- Record list -
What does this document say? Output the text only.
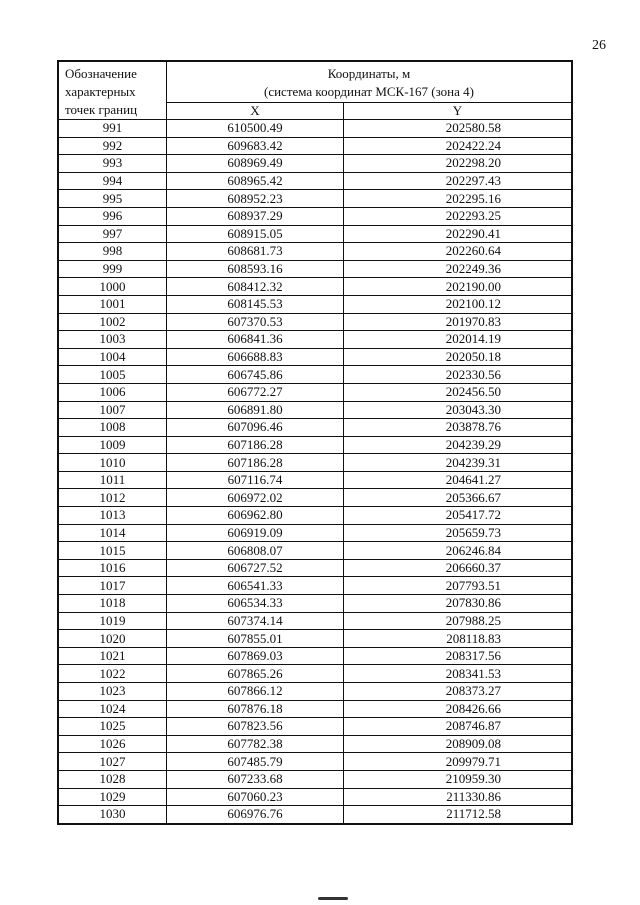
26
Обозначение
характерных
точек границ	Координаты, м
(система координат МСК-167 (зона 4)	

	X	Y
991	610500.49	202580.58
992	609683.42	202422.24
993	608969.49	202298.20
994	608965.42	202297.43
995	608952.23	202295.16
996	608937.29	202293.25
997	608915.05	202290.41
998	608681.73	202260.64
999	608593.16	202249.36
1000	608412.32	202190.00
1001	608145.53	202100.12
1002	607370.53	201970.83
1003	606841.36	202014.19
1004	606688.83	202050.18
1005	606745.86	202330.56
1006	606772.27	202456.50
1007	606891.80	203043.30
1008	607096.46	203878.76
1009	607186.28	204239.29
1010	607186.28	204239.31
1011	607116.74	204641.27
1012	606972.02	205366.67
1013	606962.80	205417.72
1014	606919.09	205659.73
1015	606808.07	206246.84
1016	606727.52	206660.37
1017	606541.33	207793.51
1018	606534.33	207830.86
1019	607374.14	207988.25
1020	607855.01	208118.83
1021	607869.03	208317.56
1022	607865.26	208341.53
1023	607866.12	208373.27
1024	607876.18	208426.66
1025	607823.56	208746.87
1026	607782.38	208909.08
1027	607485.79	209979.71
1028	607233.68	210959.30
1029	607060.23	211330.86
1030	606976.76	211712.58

- Written instruction -
Reproduce the whole listing above word for word, but not its pictures.

- Solution -
What does this document say? Output the text only.
26
Обозначение
характерных
точек границ	Координаты, м
(система координат МСК-167 (зона 4)	

	X	Y
991	610500.49	202580.58
992	609683.42	202422.24
993	608969.49	202298.20
994	608965.42	202297.43
995	608952.23	202295.16
996	608937.29	202293.25
997	608915.05	202290.41
998	608681.73	202260.64
999	608593.16	202249.36
1000	608412.32	202190.00
1001	608145.53	202100.12
1002	607370.53	201970.83
1003	606841.36	202014.19
1004	606688.83	202050.18
1005	606745.86	202330.56
1006	606772.27	202456.50
1007	606891.80	203043.30
1008	607096.46	203878.76
1009	607186.28	204239.29
1010	607186.28	204239.31
1011	607116.74	204641.27
1012	606972.02	205366.67
1013	606962.80	205417.72
1014	606919.09	205659.73
1015	606808.07	206246.84
1016	606727.52	206660.37
1017	606541.33	207793.51
1018	606534.33	207830.86
1019	607374.14	207988.25
1020	607855.01	208118.83
1021	607869.03	208317.56
1022	607865.26	208341.53
1023	607866.12	208373.27
1024	607876.18	208426.66
1025	607823.56	208746.87
1026	607782.38	208909.08
1027	607485.79	209979.71
1028	607233.68	210959.30
1029	607060.23	211330.86
1030	606976.76	211712.58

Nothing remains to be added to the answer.